>> BEGIN Input

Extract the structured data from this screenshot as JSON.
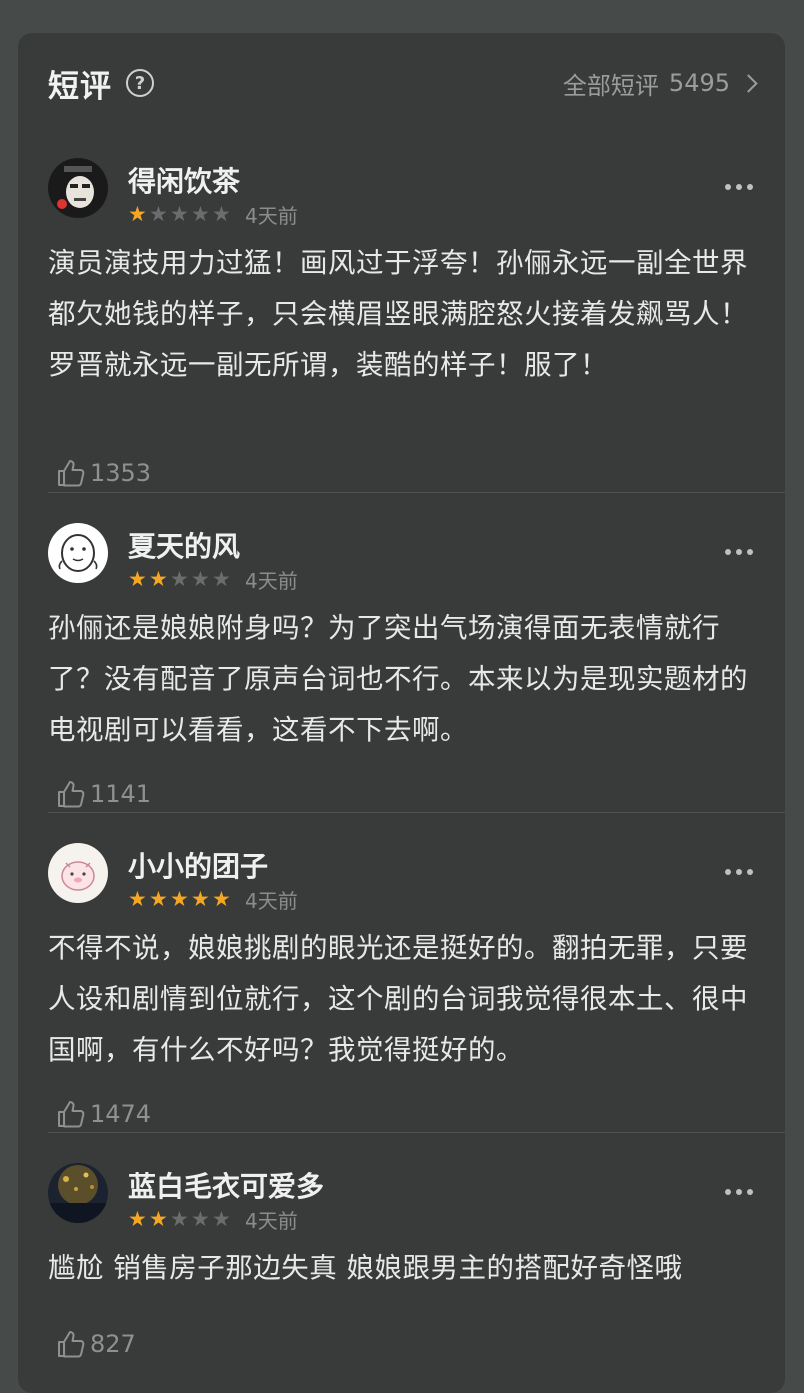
{
  "header": {
    "title": "短评",
    "help_icon": "question-circle-icon",
    "all_label": "全部短评",
    "all_count": "5495"
  },
  "colors": {
    "star_on": "#f5a623",
    "star_off": "#6a6d6c",
    "card_bg": "#383b3a"
  },
  "reviews": [
    {
      "name": "得闲饮茶",
      "rating": 1,
      "time": "4天前",
      "text": "演员演技用力过猛！画风过于浮夸！孙俪永远一副全世界都欠她钱的样子，只会横眉竖眼满腔怒火接着发飙骂人！罗晋就永远一副无所谓，装酷的样子！服了！",
      "likes": "1353"
    },
    {
      "name": "夏天的风",
      "rating": 2,
      "time": "4天前",
      "text": "孙俪还是娘娘附身吗？为了突出气场演得面无表情就行了？没有配音了原声台词也不行。本来以为是现实题材的电视剧可以看看，这看不下去啊。",
      "likes": "1141"
    },
    {
      "name": "小小的团子",
      "rating": 5,
      "time": "4天前",
      "text": "不得不说，娘娘挑剧的眼光还是挺好的。翻拍无罪，只要人设和剧情到位就行，这个剧的台词我觉得很本土、很中国啊，有什么不好吗？我觉得挺好的。",
      "likes": "1474"
    },
    {
      "name": "蓝白毛衣可爱多",
      "rating": 2,
      "time": "4天前",
      "text": "尴尬 销售房子那边失真 娘娘跟男主的搭配好奇怪哦",
      "likes": "827"
    }
  ]
}
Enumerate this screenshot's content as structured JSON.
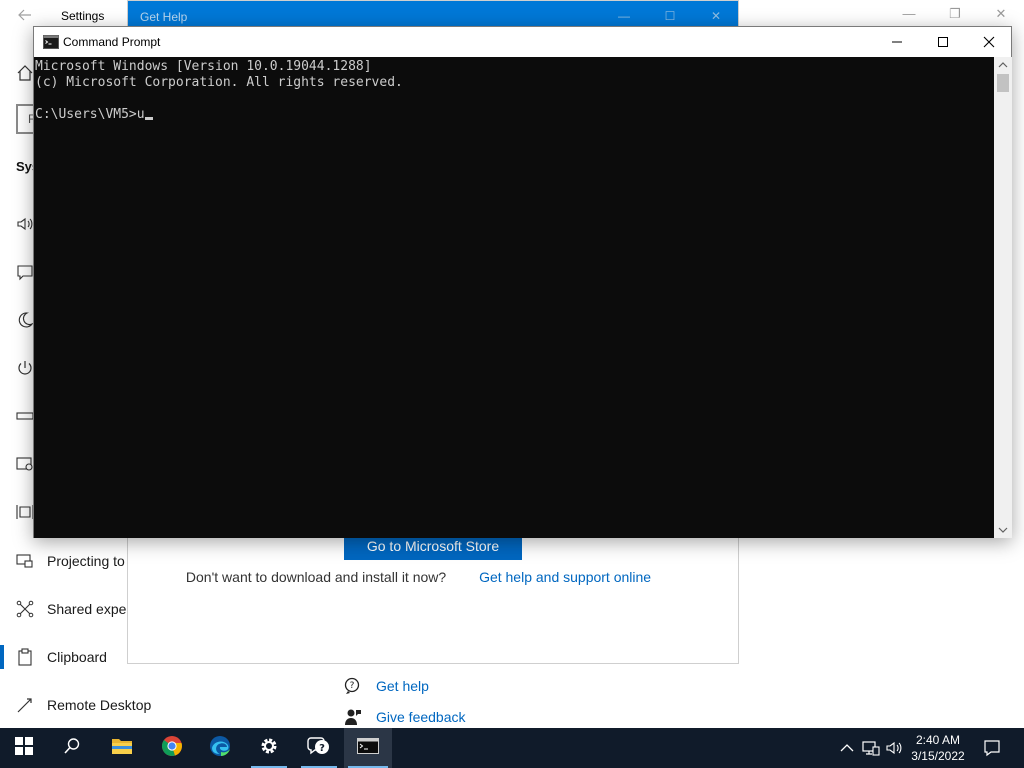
{
  "settings": {
    "title": "Settings",
    "partial_search": "F",
    "partial_heading": "Sys",
    "sidebar": [
      {
        "label": "Projecting to this PC",
        "icon": "projecting-icon"
      },
      {
        "label": "Shared experiences",
        "icon": "shared-experiences-icon"
      },
      {
        "label": "Clipboard",
        "icon": "clipboard-icon",
        "active": true
      },
      {
        "label": "Remote Desktop",
        "icon": "remote-desktop-icon"
      }
    ],
    "help_links": [
      {
        "label": "Get help",
        "icon": "get-help-icon"
      },
      {
        "label": "Give feedback",
        "icon": "give-feedback-icon"
      }
    ]
  },
  "get_help": {
    "title": "Get Help",
    "store_button": "Go to Microsoft Store",
    "message_prefix": "Don't want to download and install it now?",
    "message_link": "Get help and support online"
  },
  "cmd": {
    "title": "Command Prompt",
    "lines": [
      "Microsoft Windows [Version 10.0.19044.1288]",
      "(c) Microsoft Corporation. All rights reserved.",
      ""
    ],
    "prompt": "C:\\Users\\VM5>",
    "input": "u"
  },
  "taskbar": {
    "time": "2:40 AM",
    "date": "3/15/2022",
    "apps": [
      "start-icon",
      "search-icon",
      "file-explorer-icon",
      "chrome-icon",
      "edge-icon",
      "settings-gear-icon",
      "get-help-icon",
      "command-prompt-icon"
    ]
  },
  "colors": {
    "accent": "#0067c0",
    "taskbar": "#101b2a",
    "console_bg": "#0c0c0c",
    "console_fg": "#cccccc",
    "get_help_titlebar": "#0078d7"
  }
}
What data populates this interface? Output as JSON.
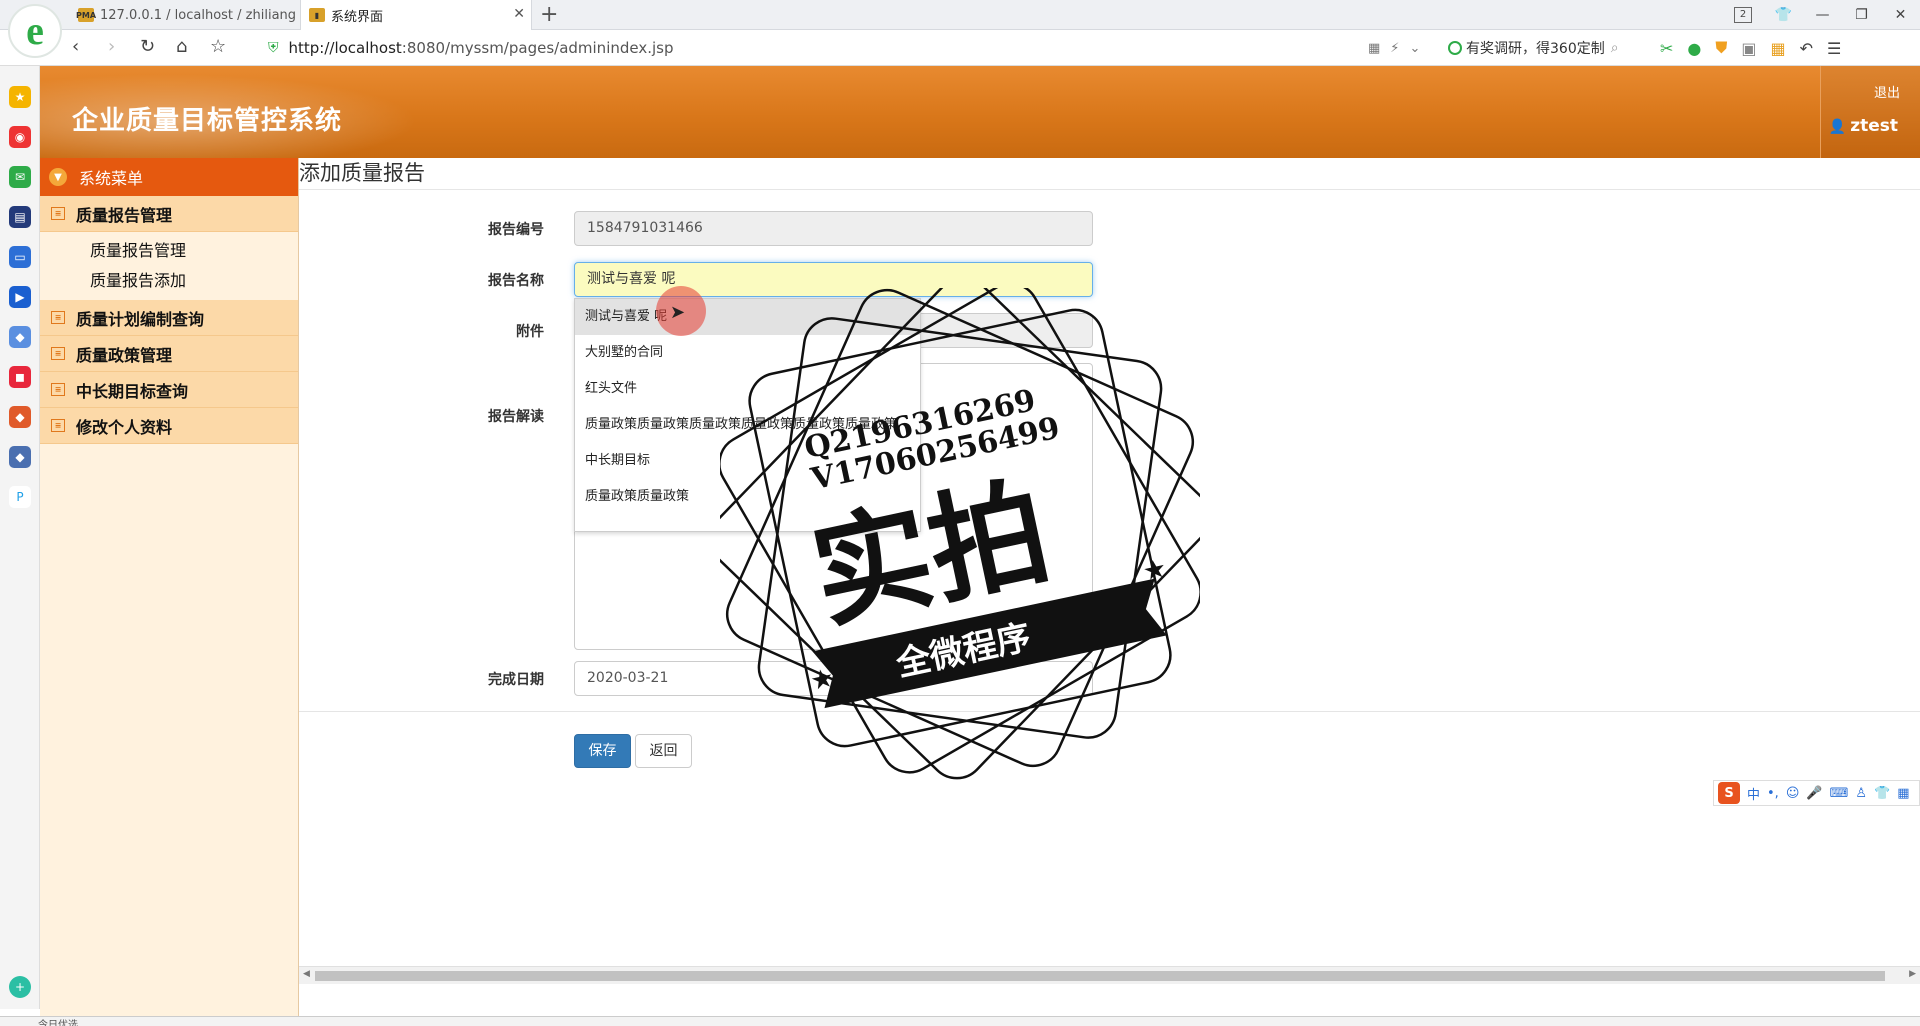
{
  "browser": {
    "tabs": [
      {
        "label": "127.0.0.1 / localhost / zhiliang"
      },
      {
        "label": "系统界面"
      }
    ],
    "tab_count": "2",
    "url_host": "http://localhost",
    "url_rest": ":8080/myssm/pages/adminindex.jsp",
    "promo_text": "有奖调研，得360定制",
    "status_text": "今日优选"
  },
  "app": {
    "title": "企业质量目标管控系统",
    "logout_label": "退出",
    "username": "ztest",
    "colors": {
      "header": "#d9771a",
      "menu_head": "#e5590f",
      "menu_group": "#fcd9a8",
      "primary_button": "#337ab7"
    }
  },
  "menu": {
    "header": "系统菜单",
    "groups": [
      {
        "label": "质量报告管理",
        "items": [
          "质量报告管理",
          "质量报告添加"
        ]
      },
      {
        "label": "质量计划编制查询"
      },
      {
        "label": "质量政策管理"
      },
      {
        "label": "中长期目标查询"
      },
      {
        "label": "修改个人资料"
      }
    ]
  },
  "form": {
    "page_title": "添加质量报告",
    "labels": {
      "no": "报告编号",
      "name": "报告名称",
      "attachment": "附件",
      "desc": "报告解读",
      "date": "完成日期"
    },
    "values": {
      "no": "1584791031466",
      "name": "测试与喜爱 呢",
      "date": "2020-03-21"
    },
    "save_label": "保存",
    "back_label": "返回"
  },
  "autocomplete": [
    "测试与喜爱 呢",
    "大别墅的合同",
    "红头文件",
    "质量政策质量政策质量政策质量政策质量政策质量政策",
    "中长期目标",
    "质量政策质量政策"
  ],
  "watermark": {
    "line1": "Q2196316269",
    "line2": "V17060256499",
    "big": "实拍",
    "ribbon": "全微程序"
  },
  "ime": {
    "label": "中"
  }
}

>> END Input

● **What to produce**: Every entry above needs to be retyped exactly; drop the pictures.

● **Output of the task**:
Extract the structured data from this screenshot as JSON.
{
  "header": {
    "title": "短评",
    "help_icon": "question-circle-icon",
    "all_label": "全部短评",
    "all_count": "5495"
  },
  "colors": {
    "star_on": "#f5a623",
    "star_off": "#6a6d6c",
    "card_bg": "#383b3a"
  },
  "reviews": [
    {
      "name": "得闲饮茶",
      "rating": 1,
      "time": "4天前",
      "text": "演员演技用力过猛！画风过于浮夸！孙俪永远一副全世界都欠她钱的样子，只会横眉竖眼满腔怒火接着发飙骂人！罗晋就永远一副无所谓，装酷的样子！服了！",
      "likes": "1353"
    },
    {
      "name": "夏天的风",
      "rating": 2,
      "time": "4天前",
      "text": "孙俪还是娘娘附身吗？为了突出气场演得面无表情就行了？没有配音了原声台词也不行。本来以为是现实题材的电视剧可以看看，这看不下去啊。",
      "likes": "1141"
    },
    {
      "name": "小小的团子",
      "rating": 5,
      "time": "4天前",
      "text": "不得不说，娘娘挑剧的眼光还是挺好的。翻拍无罪，只要人设和剧情到位就行，这个剧的台词我觉得很本土、很中国啊，有什么不好吗？我觉得挺好的。",
      "likes": "1474"
    },
    {
      "name": "蓝白毛衣可爱多",
      "rating": 2,
      "time": "4天前",
      "text": "尴尬 销售房子那边失真 娘娘跟男主的搭配好奇怪哦",
      "likes": "827"
    }
  ]
}
Enumerate this screenshot's content as structured JSON.
{
  "settings": {
    "title": "Settings",
    "partial_search": "F",
    "partial_heading": "Sys",
    "sidebar": [
      {
        "label": "Projecting to this PC",
        "icon": "projecting-icon"
      },
      {
        "label": "Shared experiences",
        "icon": "shared-experiences-icon"
      },
      {
        "label": "Clipboard",
        "icon": "clipboard-icon",
        "active": true
      },
      {
        "label": "Remote Desktop",
        "icon": "remote-desktop-icon"
      }
    ],
    "help_links": [
      {
        "label": "Get help",
        "icon": "get-help-icon"
      },
      {
        "label": "Give feedback",
        "icon": "give-feedback-icon"
      }
    ]
  },
  "get_help": {
    "title": "Get Help",
    "store_button": "Go to Microsoft Store",
    "message_prefix": "Don't want to download and install it now?",
    "message_link": "Get help and support online"
  },
  "cmd": {
    "title": "Command Prompt",
    "lines": [
      "Microsoft Windows [Version 10.0.19044.1288]",
      "(c) Microsoft Corporation. All rights reserved.",
      ""
    ],
    "prompt": "C:\\Users\\VM5>",
    "input": "u"
  },
  "taskbar": {
    "time": "2:40 AM",
    "date": "3/15/2022",
    "apps": [
      "start-icon",
      "search-icon",
      "file-explorer-icon",
      "chrome-icon",
      "edge-icon",
      "settings-gear-icon",
      "get-help-icon",
      "command-prompt-icon"
    ]
  },
  "colors": {
    "accent": "#0067c0",
    "taskbar": "#101b2a",
    "console_bg": "#0c0c0c",
    "console_fg": "#cccccc",
    "get_help_titlebar": "#0078d7"
  }
}
What data populates this interface? Output as JSON.
{
  "browser": {
    "tabs": [
      {
        "label": "127.0.0.1 / localhost / zhiliang"
      },
      {
        "label": "系统界面"
      }
    ],
    "tab_count": "2",
    "url_host": "http://localhost",
    "url_rest": ":8080/myssm/pages/adminindex.jsp",
    "promo_text": "有奖调研，得360定制",
    "status_text": "今日优选"
  },
  "app": {
    "title": "企业质量目标管控系统",
    "logout_label": "退出",
    "username": "ztest",
    "colors": {
      "header": "#d9771a",
      "menu_head": "#e5590f",
      "menu_group": "#fcd9a8",
      "primary_button": "#337ab7"
    }
  },
  "menu": {
    "header": "系统菜单",
    "groups": [
      {
        "label": "质量报告管理",
        "items": [
          "质量报告管理",
          "质量报告添加"
        ]
      },
      {
        "label": "质量计划编制查询"
      },
      {
        "label": "质量政策管理"
      },
      {
        "label": "中长期目标查询"
      },
      {
        "label": "修改个人资料"
      }
    ]
  },
  "form": {
    "page_title": "添加质量报告",
    "labels": {
      "no": "报告编号",
      "name": "报告名称",
      "attachment": "附件",
      "desc": "报告解读",
      "date": "完成日期"
    },
    "values": {
      "no": "1584791031466",
      "name": "测试与喜爱 呢",
      "date": "2020-03-21"
    },
    "save_label": "保存",
    "back_label": "返回"
  },
  "autocomplete": [
    "测试与喜爱 呢",
    "大别墅的合同",
    "红头文件",
    "质量政策质量政策质量政策质量政策质量政策质量政策",
    "中长期目标",
    "质量政策质量政策"
  ],
  "watermark": {
    "line1": "Q2196316269",
    "line2": "V17060256499",
    "big": "实拍",
    "ribbon": "全微程序"
  },
  "ime": {
    "label": "中"
  }
}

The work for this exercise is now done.